━━━━━ Data to process

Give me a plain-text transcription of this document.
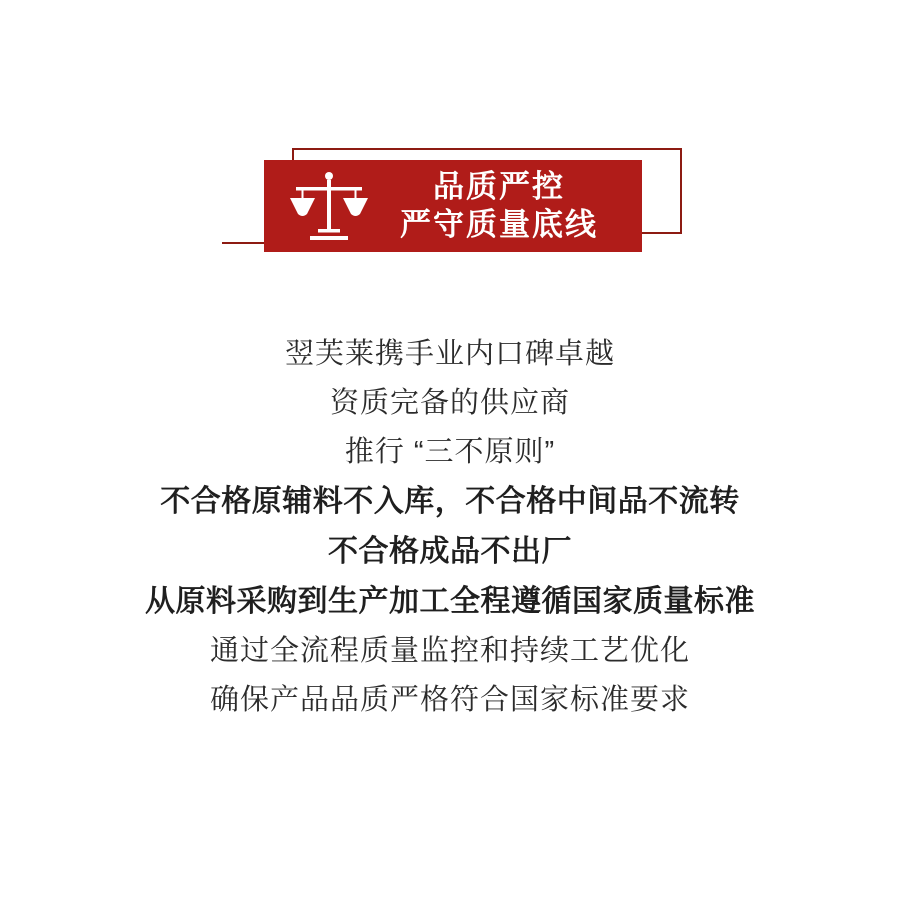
品质严控
严守质量底线
翌芙莱携手业内口碑卓越
资质完备的供应商
推行 “三不原则”
不合格原辅料不入库，不合格中间品不流转
不合格成品不出厂
从原料采购到生产加工全程遵循国家质量标准
通过全流程质量监控和持续工艺优化
确保产品品质严格符合国家标准要求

━━━━━━━━━━

**Set exercise:**
Leave out the pictures and retype every line above exactly.

**Solution to this task:**
Give me a plain-text transcription of this document.
品质严控
严守质量底线
翌芙莱携手业内口碑卓越
资质完备的供应商
推行 “三不原则”
不合格原辅料不入库，不合格中间品不流转
不合格成品不出厂
从原料采购到生产加工全程遵循国家质量标准
通过全流程质量监控和持续工艺优化
确保产品品质严格符合国家标准要求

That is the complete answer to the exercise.